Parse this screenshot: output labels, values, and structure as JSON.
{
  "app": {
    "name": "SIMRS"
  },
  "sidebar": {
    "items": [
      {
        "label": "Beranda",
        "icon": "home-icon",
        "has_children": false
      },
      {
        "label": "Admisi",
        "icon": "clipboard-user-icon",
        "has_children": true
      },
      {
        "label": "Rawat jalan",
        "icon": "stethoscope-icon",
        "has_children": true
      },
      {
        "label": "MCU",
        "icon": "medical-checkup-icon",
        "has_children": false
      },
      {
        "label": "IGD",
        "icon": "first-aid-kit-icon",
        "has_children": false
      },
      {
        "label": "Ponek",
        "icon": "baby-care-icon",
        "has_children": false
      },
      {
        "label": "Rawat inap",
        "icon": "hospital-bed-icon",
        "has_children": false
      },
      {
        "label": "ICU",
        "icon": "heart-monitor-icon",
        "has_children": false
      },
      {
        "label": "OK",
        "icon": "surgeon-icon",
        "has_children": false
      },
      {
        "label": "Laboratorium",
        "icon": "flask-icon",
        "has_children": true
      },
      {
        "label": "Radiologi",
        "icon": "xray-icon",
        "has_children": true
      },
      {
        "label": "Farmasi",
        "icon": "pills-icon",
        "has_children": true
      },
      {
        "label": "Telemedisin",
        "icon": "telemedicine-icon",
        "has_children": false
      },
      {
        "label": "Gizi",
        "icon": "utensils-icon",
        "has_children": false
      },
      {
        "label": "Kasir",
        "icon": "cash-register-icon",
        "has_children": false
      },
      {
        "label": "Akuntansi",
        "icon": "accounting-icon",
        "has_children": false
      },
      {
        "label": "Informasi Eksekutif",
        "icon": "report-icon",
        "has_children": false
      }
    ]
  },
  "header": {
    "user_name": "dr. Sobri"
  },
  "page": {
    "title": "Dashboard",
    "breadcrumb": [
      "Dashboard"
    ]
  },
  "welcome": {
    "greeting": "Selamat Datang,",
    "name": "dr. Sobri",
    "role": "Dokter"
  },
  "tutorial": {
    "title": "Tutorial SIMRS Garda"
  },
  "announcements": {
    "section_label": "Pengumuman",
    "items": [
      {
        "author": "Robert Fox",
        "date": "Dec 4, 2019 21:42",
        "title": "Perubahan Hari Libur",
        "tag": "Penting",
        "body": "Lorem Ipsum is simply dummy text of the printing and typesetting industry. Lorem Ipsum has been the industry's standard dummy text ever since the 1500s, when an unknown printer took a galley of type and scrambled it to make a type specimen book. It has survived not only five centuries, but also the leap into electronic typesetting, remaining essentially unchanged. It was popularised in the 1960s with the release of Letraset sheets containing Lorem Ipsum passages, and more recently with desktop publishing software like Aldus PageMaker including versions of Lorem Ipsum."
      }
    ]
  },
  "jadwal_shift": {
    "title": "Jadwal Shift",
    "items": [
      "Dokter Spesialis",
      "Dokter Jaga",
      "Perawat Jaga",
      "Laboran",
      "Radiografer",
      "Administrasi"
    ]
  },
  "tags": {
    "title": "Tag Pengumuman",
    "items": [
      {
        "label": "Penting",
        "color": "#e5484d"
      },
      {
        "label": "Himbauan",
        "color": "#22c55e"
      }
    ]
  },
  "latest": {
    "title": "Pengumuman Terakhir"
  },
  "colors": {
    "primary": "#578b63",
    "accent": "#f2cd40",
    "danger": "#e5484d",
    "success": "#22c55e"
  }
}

-- Set exercise --
Extract every entry in the listing word for word.

-- Result below --
Parse this screenshot: output labels, values, and structure as JSON.
{
  "app": {
    "name": "SIMRS"
  },
  "sidebar": {
    "items": [
      {
        "label": "Beranda",
        "icon": "home-icon",
        "has_children": false
      },
      {
        "label": "Admisi",
        "icon": "clipboard-user-icon",
        "has_children": true
      },
      {
        "label": "Rawat jalan",
        "icon": "stethoscope-icon",
        "has_children": true
      },
      {
        "label": "MCU",
        "icon": "medical-checkup-icon",
        "has_children": false
      },
      {
        "label": "IGD",
        "icon": "first-aid-kit-icon",
        "has_children": false
      },
      {
        "label": "Ponek",
        "icon": "baby-care-icon",
        "has_children": false
      },
      {
        "label": "Rawat inap",
        "icon": "hospital-bed-icon",
        "has_children": false
      },
      {
        "label": "ICU",
        "icon": "heart-monitor-icon",
        "has_children": false
      },
      {
        "label": "OK",
        "icon": "surgeon-icon",
        "has_children": false
      },
      {
        "label": "Laboratorium",
        "icon": "flask-icon",
        "has_children": true
      },
      {
        "label": "Radiologi",
        "icon": "xray-icon",
        "has_children": true
      },
      {
        "label": "Farmasi",
        "icon": "pills-icon",
        "has_children": true
      },
      {
        "label": "Telemedisin",
        "icon": "telemedicine-icon",
        "has_children": false
      },
      {
        "label": "Gizi",
        "icon": "utensils-icon",
        "has_children": false
      },
      {
        "label": "Kasir",
        "icon": "cash-register-icon",
        "has_children": false
      },
      {
        "label": "Akuntansi",
        "icon": "accounting-icon",
        "has_children": false
      },
      {
        "label": "Informasi Eksekutif",
        "icon": "report-icon",
        "has_children": false
      }
    ]
  },
  "header": {
    "user_name": "dr. Sobri"
  },
  "page": {
    "title": "Dashboard",
    "breadcrumb": [
      "Dashboard"
    ]
  },
  "welcome": {
    "greeting": "Selamat Datang,",
    "name": "dr. Sobri",
    "role": "Dokter"
  },
  "tutorial": {
    "title": "Tutorial SIMRS Garda"
  },
  "announcements": {
    "section_label": "Pengumuman",
    "items": [
      {
        "author": "Robert Fox",
        "date": "Dec 4, 2019 21:42",
        "title": "Perubahan Hari Libur",
        "tag": "Penting",
        "body": "Lorem Ipsum is simply dummy text of the printing and typesetting industry. Lorem Ipsum has been the industry's standard dummy text ever since the 1500s, when an unknown printer took a galley of type and scrambled it to make a type specimen book. It has survived not only five centuries, but also the leap into electronic typesetting, remaining essentially unchanged. It was popularised in the 1960s with the release of Letraset sheets containing Lorem Ipsum passages, and more recently with desktop publishing software like Aldus PageMaker including versions of Lorem Ipsum."
      }
    ]
  },
  "jadwal_shift": {
    "title": "Jadwal Shift",
    "items": [
      "Dokter Spesialis",
      "Dokter Jaga",
      "Perawat Jaga",
      "Laboran",
      "Radiografer",
      "Administrasi"
    ]
  },
  "tags": {
    "title": "Tag Pengumuman",
    "items": [
      {
        "label": "Penting",
        "color": "#e5484d"
      },
      {
        "label": "Himbauan",
        "color": "#22c55e"
      }
    ]
  },
  "latest": {
    "title": "Pengumuman Terakhir"
  },
  "colors": {
    "primary": "#578b63",
    "accent": "#f2cd40",
    "danger": "#e5484d",
    "success": "#22c55e"
  }
}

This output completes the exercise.